→ STORED ROWS:
══════

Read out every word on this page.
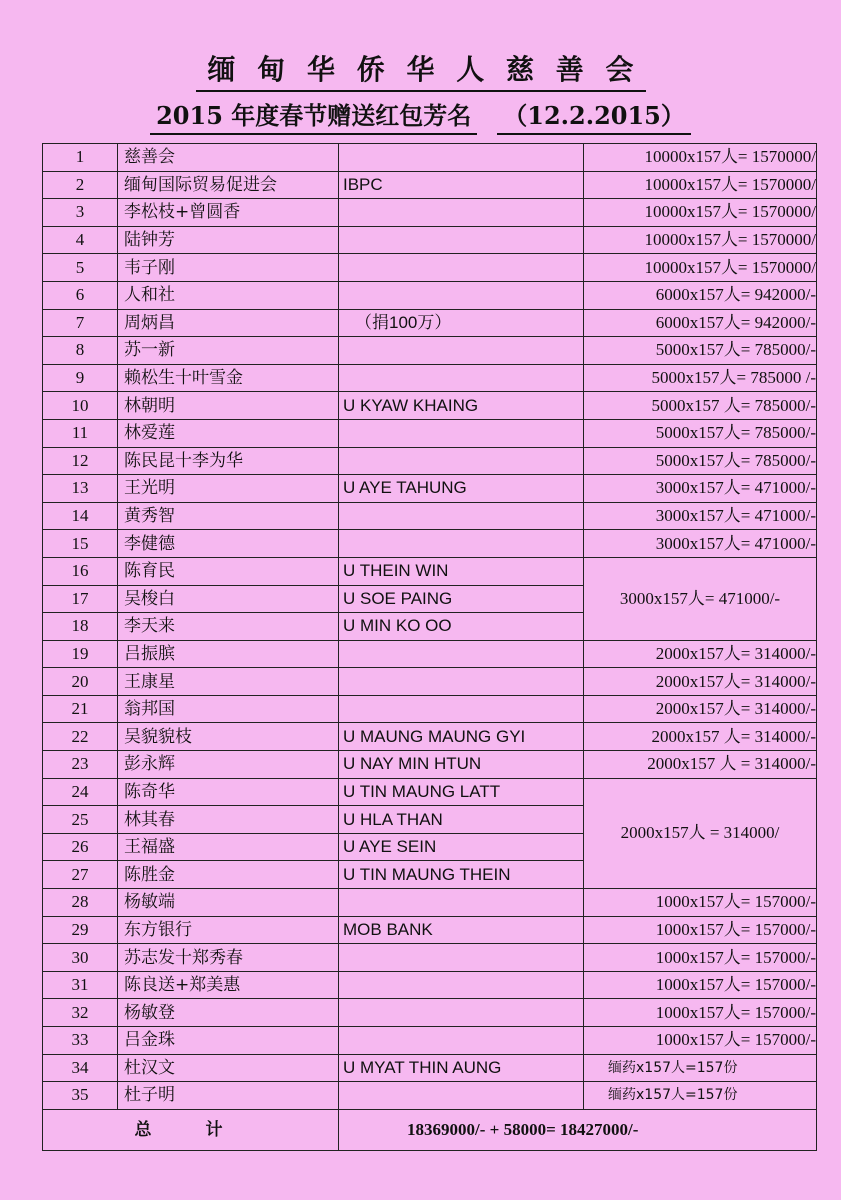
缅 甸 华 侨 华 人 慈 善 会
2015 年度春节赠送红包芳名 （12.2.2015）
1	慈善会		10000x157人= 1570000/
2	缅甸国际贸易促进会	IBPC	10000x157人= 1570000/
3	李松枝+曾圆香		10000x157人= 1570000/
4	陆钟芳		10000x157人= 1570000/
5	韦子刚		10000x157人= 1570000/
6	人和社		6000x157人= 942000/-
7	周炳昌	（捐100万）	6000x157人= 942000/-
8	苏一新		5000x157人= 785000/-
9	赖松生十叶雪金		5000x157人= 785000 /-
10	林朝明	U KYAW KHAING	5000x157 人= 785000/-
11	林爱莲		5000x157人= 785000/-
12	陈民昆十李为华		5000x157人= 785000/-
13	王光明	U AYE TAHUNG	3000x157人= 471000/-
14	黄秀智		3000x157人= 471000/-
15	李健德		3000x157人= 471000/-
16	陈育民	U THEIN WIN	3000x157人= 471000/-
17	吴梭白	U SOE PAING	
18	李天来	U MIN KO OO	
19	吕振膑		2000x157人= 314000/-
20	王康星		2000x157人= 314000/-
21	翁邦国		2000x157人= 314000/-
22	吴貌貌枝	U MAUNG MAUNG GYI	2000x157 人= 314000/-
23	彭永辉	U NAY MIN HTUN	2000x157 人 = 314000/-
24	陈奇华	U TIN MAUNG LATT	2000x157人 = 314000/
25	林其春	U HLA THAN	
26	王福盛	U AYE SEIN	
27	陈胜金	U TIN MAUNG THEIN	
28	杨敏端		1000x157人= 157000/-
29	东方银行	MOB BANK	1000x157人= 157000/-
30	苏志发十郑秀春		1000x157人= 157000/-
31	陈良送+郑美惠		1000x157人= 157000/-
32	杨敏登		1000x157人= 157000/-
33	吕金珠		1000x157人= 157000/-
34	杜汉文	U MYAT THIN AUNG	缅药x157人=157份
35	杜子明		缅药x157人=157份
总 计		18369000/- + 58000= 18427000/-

══════

Leave out the pictures and repeat everything else in the records exactly.

→ ANSWER FOR THE TASK:
Read out every word on this page.
缅 甸 华 侨 华 人 慈 善 会
2015 年度春节赠送红包芳名 （12.2.2015）
1	慈善会		10000x157人= 1570000/
2	缅甸国际贸易促进会	IBPC	10000x157人= 1570000/
3	李松枝+曾圆香		10000x157人= 1570000/
4	陆钟芳		10000x157人= 1570000/
5	韦子刚		10000x157人= 1570000/
6	人和社		6000x157人= 942000/-
7	周炳昌	（捐100万）	6000x157人= 942000/-
8	苏一新		5000x157人= 785000/-
9	赖松生十叶雪金		5000x157人= 785000 /-
10	林朝明	U KYAW KHAING	5000x157 人= 785000/-
11	林爱莲		5000x157人= 785000/-
12	陈民昆十李为华		5000x157人= 785000/-
13	王光明	U AYE TAHUNG	3000x157人= 471000/-
14	黄秀智		3000x157人= 471000/-
15	李健德		3000x157人= 471000/-
16	陈育民	U THEIN WIN	3000x157人= 471000/-
17	吴梭白	U SOE PAING	
18	李天来	U MIN KO OO	
19	吕振膑		2000x157人= 314000/-
20	王康星		2000x157人= 314000/-
21	翁邦国		2000x157人= 314000/-
22	吴貌貌枝	U MAUNG MAUNG GYI	2000x157 人= 314000/-
23	彭永辉	U NAY MIN HTUN	2000x157 人 = 314000/-
24	陈奇华	U TIN MAUNG LATT	2000x157人 = 314000/
25	林其春	U HLA THAN	
26	王福盛	U AYE SEIN	
27	陈胜金	U TIN MAUNG THEIN	
28	杨敏端		1000x157人= 157000/-
29	东方银行	MOB BANK	1000x157人= 157000/-
30	苏志发十郑秀春		1000x157人= 157000/-
31	陈良送+郑美惠		1000x157人= 157000/-
32	杨敏登		1000x157人= 157000/-
33	吕金珠		1000x157人= 157000/-
34	杜汉文	U MYAT THIN AUNG	缅药x157人=157份
35	杜子明		缅药x157人=157份
总 计		18369000/- + 58000= 18427000/-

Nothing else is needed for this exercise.